● **Yang Ditanyakan**
**A)** Jawab pertanyaan berikut berdasarkan teks tentang pengganti Daud:
(i) Dari sudut kesulungan, siapa yang sepantasnya menjadi pengganti Daud?
(ii) Siapa yang membunuh Amnon?
(iii) Di kota mana Absalom menyatakan diri sebagai raja?
**B)** Salin persis bagian teks tentang pengganti Daud antara "Tetapi menjelang akhir" dan "oleh Absalom sendiri.", termasuk kedua batas itu.

● **Teks Sumber**

Tetapi menjelang akhir pemerintahan Daud, timbul suatu
situasi yang agak kacau mengenai siapa penggantinya yang pasti.
Kebetulan Daud mempunyai banyak anak
laki-laki dari istrinya yang banyak itu.
Dari sudut kesulungan, Amnon
sepantasnya menjadi pengganti Daud
( 2 Samuel 3: 2-5). Tetapi karena perbuatan cemar yang dilakukan oleh
Amnon terhadap adik perempuan Absalom
saudaranya itu (Amon dan Asalom mempunyai ibu yang berbeda, namun satu ayah
yakni Daud, lihat 2 Samuel 13), maka dia mati dibunuh oleh Absalom sendiri.
Akhirnya Absalom merasa bahwa dialah
yang berhak menjadi pengganti ayahnya.
Dengan bantuan Yoab, panglima perang Daud sendiri, dia mencoba merampas tahta
itu dengan kekuatan militer dan
menyatakan diri sebagai raja, yang berpusat di kota Hebron ( 2 Samuel 15: 10).

(Cuplikan dataset)
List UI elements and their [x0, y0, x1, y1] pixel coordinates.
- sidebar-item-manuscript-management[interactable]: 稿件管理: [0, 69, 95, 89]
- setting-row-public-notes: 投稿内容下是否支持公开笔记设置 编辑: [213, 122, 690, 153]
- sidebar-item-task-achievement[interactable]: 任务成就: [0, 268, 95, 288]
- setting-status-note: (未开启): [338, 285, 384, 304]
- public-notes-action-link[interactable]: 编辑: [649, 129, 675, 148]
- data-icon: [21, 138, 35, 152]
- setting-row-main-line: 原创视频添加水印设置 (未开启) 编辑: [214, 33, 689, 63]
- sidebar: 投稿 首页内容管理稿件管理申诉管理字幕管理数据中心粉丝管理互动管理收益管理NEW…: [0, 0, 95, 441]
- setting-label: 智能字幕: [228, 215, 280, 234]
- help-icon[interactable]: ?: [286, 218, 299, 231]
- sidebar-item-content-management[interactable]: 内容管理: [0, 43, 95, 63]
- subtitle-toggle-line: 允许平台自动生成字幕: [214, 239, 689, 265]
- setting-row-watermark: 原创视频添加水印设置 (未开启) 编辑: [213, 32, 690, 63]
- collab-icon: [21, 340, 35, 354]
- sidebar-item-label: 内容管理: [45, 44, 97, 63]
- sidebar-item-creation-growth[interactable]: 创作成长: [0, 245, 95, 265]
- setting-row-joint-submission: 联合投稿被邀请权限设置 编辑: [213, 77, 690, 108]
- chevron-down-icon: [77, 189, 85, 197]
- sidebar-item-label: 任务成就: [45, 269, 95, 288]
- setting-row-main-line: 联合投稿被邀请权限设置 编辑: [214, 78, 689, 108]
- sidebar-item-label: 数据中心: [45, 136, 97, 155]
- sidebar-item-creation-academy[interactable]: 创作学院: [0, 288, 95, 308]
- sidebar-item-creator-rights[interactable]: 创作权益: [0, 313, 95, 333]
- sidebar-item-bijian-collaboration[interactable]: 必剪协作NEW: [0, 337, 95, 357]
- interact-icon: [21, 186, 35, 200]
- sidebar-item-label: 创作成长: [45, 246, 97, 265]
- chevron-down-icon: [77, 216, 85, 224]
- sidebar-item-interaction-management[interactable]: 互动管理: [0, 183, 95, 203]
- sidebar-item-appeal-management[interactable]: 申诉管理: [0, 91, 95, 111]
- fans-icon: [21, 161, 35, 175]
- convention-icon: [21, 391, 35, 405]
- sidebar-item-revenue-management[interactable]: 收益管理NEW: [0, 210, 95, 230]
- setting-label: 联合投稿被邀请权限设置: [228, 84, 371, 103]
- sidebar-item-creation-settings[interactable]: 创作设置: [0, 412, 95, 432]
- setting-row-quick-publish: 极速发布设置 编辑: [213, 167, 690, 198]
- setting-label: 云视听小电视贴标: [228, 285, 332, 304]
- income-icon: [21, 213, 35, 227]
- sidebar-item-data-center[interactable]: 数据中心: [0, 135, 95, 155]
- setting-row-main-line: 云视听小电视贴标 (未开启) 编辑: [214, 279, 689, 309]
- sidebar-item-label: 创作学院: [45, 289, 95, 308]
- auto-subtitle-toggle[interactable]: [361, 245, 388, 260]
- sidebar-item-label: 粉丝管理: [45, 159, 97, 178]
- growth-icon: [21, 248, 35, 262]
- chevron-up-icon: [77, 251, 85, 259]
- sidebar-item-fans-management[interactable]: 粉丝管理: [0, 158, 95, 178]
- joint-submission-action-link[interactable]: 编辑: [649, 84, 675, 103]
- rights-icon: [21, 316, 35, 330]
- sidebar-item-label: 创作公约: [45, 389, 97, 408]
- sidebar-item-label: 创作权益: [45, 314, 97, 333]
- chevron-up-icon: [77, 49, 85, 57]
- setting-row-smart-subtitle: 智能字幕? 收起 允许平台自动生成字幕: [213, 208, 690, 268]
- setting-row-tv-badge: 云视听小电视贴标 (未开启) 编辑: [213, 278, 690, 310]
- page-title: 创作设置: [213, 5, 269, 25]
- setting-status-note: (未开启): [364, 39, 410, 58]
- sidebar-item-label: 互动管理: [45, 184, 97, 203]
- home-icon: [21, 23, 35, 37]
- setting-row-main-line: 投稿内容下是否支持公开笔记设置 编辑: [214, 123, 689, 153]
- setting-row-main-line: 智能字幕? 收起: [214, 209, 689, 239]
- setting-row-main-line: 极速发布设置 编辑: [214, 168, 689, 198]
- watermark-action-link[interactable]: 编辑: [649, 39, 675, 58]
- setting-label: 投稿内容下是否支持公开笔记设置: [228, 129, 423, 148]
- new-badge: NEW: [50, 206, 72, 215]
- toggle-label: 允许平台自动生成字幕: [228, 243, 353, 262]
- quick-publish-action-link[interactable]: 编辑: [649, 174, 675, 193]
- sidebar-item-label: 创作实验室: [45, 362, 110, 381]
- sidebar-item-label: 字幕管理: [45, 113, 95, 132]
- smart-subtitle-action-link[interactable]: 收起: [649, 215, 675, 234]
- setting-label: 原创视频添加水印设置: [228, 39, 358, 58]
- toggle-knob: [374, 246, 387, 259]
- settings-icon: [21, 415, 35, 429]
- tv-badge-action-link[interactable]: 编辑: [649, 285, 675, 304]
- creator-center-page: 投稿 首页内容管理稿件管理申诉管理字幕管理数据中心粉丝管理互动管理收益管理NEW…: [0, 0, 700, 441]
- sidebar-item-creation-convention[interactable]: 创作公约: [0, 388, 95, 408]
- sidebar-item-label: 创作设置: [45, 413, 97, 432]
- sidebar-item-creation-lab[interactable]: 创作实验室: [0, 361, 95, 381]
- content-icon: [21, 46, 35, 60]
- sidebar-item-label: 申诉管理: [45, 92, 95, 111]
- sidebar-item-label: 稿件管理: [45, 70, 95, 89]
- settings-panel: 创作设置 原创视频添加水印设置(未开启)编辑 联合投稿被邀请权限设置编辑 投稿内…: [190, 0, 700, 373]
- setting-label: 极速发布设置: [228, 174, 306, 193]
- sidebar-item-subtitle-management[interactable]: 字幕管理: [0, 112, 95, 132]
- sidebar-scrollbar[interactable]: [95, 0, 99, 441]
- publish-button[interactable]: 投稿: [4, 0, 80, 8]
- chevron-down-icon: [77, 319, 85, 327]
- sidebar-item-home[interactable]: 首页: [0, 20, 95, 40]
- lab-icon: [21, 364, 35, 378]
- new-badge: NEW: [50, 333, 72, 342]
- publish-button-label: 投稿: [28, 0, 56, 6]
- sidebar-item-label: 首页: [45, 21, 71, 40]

● **Jawaban Tugas**
**A)**
(i) Amnon
(ii) Absalom
(iii) Hebron

**B)**
Tetapi menjelang akhir pemerintahan Daud, timbul suatu
situasi yang agak kacau mengenai siapa penggantinya yang pasti.
Kebetulan Daud mempunyai banyak anak
laki-laki dari istrinya yang banyak itu.
Dari sudut kesulungan, Amnon
sepantasnya menjadi pengganti Daud
( 2 Samuel 3: 2-5). Tetapi karena perbuatan cemar yang dilakukan oleh
Amnon terhadap adik perempuan Absalom
saudaranya itu (Amon dan Asalom mempunyai ibu yang berbeda, namun satu ayah
yakni Daud, lihat 2 Samuel 13), maka dia mati dibunuh oleh Absalom sendiri.